(Collection entries)
>>>

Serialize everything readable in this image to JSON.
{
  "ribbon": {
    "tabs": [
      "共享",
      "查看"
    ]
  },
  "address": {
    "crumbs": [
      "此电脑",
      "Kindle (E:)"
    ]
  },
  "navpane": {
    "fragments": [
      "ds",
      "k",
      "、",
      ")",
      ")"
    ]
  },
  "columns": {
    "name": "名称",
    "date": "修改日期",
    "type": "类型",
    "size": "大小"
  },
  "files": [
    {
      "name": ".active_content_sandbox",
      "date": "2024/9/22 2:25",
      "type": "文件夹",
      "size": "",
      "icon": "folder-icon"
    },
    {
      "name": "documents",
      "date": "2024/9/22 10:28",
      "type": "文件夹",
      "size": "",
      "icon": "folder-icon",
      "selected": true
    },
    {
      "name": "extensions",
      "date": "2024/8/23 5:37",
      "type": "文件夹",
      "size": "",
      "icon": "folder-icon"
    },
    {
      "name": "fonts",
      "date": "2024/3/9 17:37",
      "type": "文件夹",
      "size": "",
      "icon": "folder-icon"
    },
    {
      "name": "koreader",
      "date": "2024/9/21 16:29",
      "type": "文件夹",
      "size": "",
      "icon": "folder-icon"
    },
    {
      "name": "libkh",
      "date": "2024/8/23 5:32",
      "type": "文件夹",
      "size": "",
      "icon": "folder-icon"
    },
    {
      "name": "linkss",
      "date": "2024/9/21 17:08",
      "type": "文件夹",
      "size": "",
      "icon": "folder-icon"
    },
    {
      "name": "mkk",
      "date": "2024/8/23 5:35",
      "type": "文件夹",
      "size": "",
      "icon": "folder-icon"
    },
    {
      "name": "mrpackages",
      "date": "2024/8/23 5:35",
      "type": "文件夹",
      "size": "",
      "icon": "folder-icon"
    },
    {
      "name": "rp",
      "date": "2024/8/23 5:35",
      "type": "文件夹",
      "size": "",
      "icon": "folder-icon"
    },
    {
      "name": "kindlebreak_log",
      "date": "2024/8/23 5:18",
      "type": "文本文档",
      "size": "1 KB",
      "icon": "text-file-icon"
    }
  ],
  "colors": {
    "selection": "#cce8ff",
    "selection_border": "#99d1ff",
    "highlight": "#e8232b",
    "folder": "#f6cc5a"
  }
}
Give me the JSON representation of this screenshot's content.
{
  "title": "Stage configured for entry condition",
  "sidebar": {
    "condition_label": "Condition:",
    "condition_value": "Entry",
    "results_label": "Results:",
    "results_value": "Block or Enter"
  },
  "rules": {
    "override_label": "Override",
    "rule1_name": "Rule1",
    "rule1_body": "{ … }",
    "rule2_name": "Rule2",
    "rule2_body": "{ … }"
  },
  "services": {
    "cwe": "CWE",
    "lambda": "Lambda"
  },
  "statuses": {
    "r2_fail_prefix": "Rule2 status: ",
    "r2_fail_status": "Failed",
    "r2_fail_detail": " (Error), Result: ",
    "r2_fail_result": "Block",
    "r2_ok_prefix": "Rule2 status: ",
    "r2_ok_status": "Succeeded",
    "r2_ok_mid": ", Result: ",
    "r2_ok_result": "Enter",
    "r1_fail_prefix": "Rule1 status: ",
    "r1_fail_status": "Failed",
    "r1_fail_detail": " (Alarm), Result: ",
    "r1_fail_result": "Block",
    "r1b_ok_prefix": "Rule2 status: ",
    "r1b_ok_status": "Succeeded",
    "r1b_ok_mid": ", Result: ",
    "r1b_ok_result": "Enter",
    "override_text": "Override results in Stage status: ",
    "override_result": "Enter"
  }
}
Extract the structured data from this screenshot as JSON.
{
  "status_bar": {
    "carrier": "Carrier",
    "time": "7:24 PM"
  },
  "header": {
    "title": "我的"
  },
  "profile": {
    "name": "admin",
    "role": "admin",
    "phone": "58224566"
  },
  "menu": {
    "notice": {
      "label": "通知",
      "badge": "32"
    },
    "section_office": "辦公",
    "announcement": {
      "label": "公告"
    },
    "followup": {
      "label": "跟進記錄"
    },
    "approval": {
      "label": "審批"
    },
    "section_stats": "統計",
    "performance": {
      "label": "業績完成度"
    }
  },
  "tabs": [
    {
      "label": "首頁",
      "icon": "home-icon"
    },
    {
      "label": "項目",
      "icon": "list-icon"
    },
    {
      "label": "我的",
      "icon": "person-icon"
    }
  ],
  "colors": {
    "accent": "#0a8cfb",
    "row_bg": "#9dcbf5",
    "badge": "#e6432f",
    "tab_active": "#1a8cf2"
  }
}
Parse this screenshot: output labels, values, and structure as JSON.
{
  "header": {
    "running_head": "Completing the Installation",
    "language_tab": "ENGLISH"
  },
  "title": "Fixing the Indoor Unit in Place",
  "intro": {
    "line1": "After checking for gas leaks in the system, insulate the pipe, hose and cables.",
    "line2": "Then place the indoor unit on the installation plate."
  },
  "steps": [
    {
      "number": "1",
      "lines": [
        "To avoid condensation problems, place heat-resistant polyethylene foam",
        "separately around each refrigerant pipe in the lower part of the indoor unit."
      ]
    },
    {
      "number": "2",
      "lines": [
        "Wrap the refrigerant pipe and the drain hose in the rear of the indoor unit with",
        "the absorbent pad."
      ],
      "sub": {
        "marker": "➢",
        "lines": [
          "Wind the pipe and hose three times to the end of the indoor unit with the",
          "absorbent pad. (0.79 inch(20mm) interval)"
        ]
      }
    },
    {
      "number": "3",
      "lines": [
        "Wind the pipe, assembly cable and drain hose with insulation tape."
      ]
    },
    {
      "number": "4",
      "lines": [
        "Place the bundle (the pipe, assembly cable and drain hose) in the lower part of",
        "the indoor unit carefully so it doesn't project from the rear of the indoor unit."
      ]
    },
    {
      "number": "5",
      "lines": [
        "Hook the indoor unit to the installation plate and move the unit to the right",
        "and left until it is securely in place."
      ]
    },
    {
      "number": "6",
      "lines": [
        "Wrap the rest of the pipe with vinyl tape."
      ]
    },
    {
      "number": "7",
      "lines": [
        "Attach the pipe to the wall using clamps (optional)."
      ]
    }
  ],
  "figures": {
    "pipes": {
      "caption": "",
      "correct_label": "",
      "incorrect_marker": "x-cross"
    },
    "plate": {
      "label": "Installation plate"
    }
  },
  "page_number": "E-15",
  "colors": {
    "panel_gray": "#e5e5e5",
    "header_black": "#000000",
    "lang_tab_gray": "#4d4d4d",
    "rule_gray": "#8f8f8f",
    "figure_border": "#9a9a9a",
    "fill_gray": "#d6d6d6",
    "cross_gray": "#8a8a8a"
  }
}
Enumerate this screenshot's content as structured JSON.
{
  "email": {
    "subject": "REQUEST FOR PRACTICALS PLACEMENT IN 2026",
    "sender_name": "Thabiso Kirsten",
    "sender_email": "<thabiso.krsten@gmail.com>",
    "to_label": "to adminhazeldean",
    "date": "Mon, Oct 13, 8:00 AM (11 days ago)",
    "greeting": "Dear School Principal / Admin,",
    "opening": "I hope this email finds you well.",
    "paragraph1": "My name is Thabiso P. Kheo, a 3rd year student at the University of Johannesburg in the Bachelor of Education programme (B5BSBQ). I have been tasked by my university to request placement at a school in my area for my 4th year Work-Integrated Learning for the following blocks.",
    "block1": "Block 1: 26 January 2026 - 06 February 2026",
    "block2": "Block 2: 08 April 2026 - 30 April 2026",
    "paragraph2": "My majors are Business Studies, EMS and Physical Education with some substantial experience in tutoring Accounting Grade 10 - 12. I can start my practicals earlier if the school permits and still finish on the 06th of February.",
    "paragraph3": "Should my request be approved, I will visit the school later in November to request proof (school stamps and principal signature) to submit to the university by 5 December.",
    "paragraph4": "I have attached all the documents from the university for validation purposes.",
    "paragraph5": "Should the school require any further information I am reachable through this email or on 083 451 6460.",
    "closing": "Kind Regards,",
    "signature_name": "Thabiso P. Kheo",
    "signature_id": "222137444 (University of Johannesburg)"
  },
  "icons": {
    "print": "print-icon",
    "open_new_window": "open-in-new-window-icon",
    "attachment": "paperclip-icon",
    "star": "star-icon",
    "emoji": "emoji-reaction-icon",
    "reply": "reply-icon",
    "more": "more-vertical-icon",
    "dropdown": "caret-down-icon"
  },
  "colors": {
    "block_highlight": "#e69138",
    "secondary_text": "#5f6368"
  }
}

<<<

- _Problem_:
Copy each line of the listing that includes "Kheo".

- _Solved problem_:
    "paragraph1": "My name is Thabiso P. Kheo, a 3rd year student at the University of Johannesburg in the Bachelor of Education programme (B5BSBQ). I have been tasked by my university to request placement at a school in my area for my 4th year Work-Integrated Learning for the following blocks.",
    "signature_name": "Thabiso P. Kheo",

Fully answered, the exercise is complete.